## BEGIN
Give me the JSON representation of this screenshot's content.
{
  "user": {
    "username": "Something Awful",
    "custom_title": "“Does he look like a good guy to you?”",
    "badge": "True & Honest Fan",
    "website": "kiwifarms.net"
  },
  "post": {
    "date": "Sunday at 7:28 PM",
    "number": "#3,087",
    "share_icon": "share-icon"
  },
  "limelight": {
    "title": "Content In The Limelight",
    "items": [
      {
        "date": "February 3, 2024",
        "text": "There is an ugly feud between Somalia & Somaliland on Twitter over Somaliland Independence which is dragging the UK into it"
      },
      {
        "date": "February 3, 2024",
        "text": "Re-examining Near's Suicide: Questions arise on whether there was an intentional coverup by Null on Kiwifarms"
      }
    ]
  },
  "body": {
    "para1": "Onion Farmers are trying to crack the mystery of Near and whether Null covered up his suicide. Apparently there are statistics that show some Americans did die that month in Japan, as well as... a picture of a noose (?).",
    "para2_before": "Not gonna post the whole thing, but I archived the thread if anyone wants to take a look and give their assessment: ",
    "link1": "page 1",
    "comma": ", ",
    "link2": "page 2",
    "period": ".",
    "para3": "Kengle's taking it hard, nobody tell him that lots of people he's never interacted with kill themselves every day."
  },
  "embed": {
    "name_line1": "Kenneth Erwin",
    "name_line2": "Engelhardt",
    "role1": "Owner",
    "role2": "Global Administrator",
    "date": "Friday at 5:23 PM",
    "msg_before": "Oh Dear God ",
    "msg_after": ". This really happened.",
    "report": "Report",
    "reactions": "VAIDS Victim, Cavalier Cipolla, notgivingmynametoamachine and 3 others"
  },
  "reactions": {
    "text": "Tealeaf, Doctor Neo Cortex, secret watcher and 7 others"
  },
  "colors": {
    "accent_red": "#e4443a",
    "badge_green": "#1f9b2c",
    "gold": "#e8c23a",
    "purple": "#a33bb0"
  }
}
## END
# SHORT PROBLEM:
Reproduce each line of the material above precisely.

# FINISHED ANSWER:
Give me the JSON representation of this screenshot's content.
{
  "user": {
    "username": "Something Awful",
    "custom_title": "“Does he look like a good guy to you?”",
    "badge": "True & Honest Fan",
    "website": "kiwifarms.net"
  },
  "post": {
    "date": "Sunday at 7:28 PM",
    "number": "#3,087",
    "share_icon": "share-icon"
  },
  "limelight": {
    "title": "Content In The Limelight",
    "items": [
      {
        "date": "February 3, 2024",
        "text": "There is an ugly feud between Somalia & Somaliland on Twitter over Somaliland Independence which is dragging the UK into it"
      },
      {
        "date": "February 3, 2024",
        "text": "Re-examining Near's Suicide: Questions arise on whether there was an intentional coverup by Null on Kiwifarms"
      }
    ]
  },
  "body": {
    "para1": "Onion Farmers are trying to crack the mystery of Near and whether Null covered up his suicide. Apparently there are statistics that show some Americans did die that month in Japan, as well as... a picture of a noose (?).",
    "para2_before": "Not gonna post the whole thing, but I archived the thread if anyone wants to take a look and give their assessment: ",
    "link1": "page 1",
    "comma": ", ",
    "link2": "page 2",
    "period": ".",
    "para3": "Kengle's taking it hard, nobody tell him that lots of people he's never interacted with kill themselves every day."
  },
  "embed": {
    "name_line1": "Kenneth Erwin",
    "name_line2": "Engelhardt",
    "role1": "Owner",
    "role2": "Global Administrator",
    "date": "Friday at 5:23 PM",
    "msg_before": "Oh Dear God ",
    "msg_after": ". This really happened.",
    "report": "Report",
    "reactions": "VAIDS Victim, Cavalier Cipolla, notgivingmynametoamachine and 3 others"
  },
  "reactions": {
    "text": "Tealeaf, Doctor Neo Cortex, secret watcher and 7 others"
  },
  "colors": {
    "accent_red": "#e4443a",
    "badge_green": "#1f9b2c",
    "gold": "#e8c23a",
    "purple": "#a33bb0"
  }
}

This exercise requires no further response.